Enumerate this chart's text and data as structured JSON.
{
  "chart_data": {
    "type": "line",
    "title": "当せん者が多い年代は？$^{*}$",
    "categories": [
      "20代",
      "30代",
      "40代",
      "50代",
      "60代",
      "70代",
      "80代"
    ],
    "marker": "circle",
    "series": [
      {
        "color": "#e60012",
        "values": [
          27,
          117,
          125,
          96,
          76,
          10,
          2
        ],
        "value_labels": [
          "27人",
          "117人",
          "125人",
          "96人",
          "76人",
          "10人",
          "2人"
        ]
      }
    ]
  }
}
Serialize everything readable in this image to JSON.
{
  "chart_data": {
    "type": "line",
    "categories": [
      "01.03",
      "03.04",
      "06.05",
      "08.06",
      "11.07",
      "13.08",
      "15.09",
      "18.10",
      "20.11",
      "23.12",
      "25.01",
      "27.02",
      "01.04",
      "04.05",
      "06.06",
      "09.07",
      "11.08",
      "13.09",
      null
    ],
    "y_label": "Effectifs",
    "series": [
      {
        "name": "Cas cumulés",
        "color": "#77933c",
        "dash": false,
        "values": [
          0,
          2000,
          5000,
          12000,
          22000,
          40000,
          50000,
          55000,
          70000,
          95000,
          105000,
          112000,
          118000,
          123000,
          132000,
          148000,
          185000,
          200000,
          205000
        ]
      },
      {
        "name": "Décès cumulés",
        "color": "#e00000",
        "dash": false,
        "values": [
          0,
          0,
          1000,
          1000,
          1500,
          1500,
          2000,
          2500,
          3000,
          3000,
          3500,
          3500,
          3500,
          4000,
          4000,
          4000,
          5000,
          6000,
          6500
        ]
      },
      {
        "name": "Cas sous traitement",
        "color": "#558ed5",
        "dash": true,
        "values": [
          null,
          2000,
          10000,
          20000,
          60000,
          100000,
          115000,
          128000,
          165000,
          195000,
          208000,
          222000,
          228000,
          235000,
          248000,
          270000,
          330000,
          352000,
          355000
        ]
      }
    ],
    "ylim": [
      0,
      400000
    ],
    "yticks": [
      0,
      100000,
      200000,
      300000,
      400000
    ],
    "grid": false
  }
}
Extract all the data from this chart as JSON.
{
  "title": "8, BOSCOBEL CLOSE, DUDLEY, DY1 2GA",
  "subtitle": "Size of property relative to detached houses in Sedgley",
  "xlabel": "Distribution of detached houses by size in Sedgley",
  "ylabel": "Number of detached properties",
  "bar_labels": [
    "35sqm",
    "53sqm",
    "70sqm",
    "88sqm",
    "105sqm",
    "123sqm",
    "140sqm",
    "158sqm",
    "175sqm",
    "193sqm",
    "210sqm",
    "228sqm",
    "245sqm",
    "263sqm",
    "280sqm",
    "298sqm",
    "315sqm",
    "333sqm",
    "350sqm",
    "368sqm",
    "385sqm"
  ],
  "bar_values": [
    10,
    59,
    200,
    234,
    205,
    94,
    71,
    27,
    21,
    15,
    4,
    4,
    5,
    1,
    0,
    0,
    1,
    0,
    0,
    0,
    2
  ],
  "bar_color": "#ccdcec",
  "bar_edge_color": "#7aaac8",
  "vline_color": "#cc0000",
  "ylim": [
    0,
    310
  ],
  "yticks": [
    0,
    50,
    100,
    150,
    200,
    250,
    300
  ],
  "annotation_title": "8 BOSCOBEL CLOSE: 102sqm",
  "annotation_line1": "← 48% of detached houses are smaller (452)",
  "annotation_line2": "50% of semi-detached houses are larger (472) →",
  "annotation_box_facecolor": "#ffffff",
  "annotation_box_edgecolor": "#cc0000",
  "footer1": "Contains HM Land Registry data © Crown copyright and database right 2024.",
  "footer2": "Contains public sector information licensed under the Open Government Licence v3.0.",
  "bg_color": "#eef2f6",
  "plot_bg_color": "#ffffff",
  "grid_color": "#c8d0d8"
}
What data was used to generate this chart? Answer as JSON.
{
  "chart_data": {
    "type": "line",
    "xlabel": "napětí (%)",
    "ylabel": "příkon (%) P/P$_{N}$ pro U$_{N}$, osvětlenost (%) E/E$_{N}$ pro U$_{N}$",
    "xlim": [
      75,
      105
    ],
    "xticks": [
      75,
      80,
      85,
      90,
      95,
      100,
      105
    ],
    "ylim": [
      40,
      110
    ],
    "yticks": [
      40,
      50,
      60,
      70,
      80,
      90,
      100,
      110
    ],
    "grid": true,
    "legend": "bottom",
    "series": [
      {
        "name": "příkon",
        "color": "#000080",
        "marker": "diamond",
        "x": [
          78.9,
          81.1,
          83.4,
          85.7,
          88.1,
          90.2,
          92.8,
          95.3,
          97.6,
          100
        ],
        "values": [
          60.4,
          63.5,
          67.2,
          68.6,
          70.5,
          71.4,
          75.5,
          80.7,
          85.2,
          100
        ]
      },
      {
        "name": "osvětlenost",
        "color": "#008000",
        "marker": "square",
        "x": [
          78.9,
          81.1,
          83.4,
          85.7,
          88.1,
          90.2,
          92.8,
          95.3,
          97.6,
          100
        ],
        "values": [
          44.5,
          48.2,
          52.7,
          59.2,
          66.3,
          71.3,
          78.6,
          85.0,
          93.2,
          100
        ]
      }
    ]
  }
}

◆ Problem to work on ◆
Filter out every line that lacks the word "name", and copy the rest.

◆ Exercise output ◆
        "name": "Cas cumulés",
        "name": "Décès cumulés",
        "name": "Cas sous traitement",
        "name": "příkon",
        "name": "osvětlenost",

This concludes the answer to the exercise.